(Short task): Every record should be written out exactly, please.
□ □ □ □ □
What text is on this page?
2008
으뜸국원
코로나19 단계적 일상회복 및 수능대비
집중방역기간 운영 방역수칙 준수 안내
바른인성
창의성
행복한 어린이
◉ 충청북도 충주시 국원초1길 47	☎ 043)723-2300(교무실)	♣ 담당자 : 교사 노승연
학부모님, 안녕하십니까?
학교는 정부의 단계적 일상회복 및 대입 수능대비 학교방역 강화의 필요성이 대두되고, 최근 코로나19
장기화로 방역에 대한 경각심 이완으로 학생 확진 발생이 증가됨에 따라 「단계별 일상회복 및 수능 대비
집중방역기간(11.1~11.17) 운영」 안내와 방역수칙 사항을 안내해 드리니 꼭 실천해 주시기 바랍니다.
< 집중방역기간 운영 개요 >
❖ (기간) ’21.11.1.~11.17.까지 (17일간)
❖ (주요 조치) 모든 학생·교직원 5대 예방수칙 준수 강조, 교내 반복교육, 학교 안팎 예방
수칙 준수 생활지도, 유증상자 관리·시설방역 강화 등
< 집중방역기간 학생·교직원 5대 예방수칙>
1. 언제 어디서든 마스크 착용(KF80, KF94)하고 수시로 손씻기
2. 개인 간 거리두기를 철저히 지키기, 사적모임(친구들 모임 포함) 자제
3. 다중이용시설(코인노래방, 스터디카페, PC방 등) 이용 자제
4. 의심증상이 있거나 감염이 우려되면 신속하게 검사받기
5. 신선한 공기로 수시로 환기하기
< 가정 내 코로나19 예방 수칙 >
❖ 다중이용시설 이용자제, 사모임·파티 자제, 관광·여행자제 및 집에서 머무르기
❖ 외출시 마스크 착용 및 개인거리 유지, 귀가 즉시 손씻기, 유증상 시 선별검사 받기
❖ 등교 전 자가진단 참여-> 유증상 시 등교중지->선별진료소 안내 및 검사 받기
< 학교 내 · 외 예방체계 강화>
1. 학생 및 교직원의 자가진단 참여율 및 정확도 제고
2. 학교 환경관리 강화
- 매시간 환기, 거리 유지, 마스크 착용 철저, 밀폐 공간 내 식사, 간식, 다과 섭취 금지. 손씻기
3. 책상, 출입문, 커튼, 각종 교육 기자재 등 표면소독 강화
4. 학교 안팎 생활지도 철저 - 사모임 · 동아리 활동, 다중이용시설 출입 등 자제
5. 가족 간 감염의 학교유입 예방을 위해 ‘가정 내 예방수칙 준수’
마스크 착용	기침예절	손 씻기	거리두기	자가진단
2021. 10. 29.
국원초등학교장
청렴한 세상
□ □ □ □ □
(Reply):
What text is on this page?
2008
으뜸국원
코로나19 단계적 일상회복 및 수능대비
집중방역기간 운영 방역수칙 준수 안내
바른인성
창의성
행복한 어린이
◉ 충청북도 충주시 국원초1길 47	☎ 043)723-2300(교무실)	♣ 담당자 : 교사 노승연
학부모님, 안녕하십니까?
학교는 정부의 단계적 일상회복 및 대입 수능대비 학교방역 강화의 필요성이 대두되고, 최근 코로나19
장기화로 방역에 대한 경각심 이완으로 학생 확진 발생이 증가됨에 따라 「단계별 일상회복 및 수능 대비
집중방역기간(11.1~11.17) 운영」 안내와 방역수칙 사항을 안내해 드리니 꼭 실천해 주시기 바랍니다.
< 집중방역기간 운영 개요 >
❖ (기간) ’21.11.1.~11.17.까지 (17일간)
❖ (주요 조치) 모든 학생·교직원 5대 예방수칙 준수 강조, 교내 반복교육, 학교 안팎 예방
수칙 준수 생활지도, 유증상자 관리·시설방역 강화 등
< 집중방역기간 학생·교직원 5대 예방수칙>
1. 언제 어디서든 마스크 착용(KF80, KF94)하고 수시로 손씻기
2. 개인 간 거리두기를 철저히 지키기, 사적모임(친구들 모임 포함) 자제
3. 다중이용시설(코인노래방, 스터디카페, PC방 등) 이용 자제
4. 의심증상이 있거나 감염이 우려되면 신속하게 검사받기
5. 신선한 공기로 수시로 환기하기
< 가정 내 코로나19 예방 수칙 >
❖ 다중이용시설 이용자제, 사모임·파티 자제, 관광·여행자제 및 집에서 머무르기
❖ 외출시 마스크 착용 및 개인거리 유지, 귀가 즉시 손씻기, 유증상 시 선별검사 받기
❖ 등교 전 자가진단 참여-> 유증상 시 등교중지->선별진료소 안내 및 검사 받기
< 학교 내 · 외 예방체계 강화>
1. 학생 및 교직원의 자가진단 참여율 및 정확도 제고
2. 학교 환경관리 강화
- 매시간 환기, 거리 유지, 마스크 착용 철저, 밀폐 공간 내 식사, 간식, 다과 섭취 금지. 손씻기
3. 책상, 출입문, 커튼, 각종 교육 기자재 등 표면소독 강화
4. 학교 안팎 생활지도 철저 - 사모임 · 동아리 활동, 다중이용시설 출입 등 자제
5. 가족 간 감염의 학교유입 예방을 위해 ‘가정 내 예방수칙 준수’
마스크 착용	기침예절	손 씻기	거리두기	자가진단
2021. 10. 29.
국원초등학교장
청렴한 세상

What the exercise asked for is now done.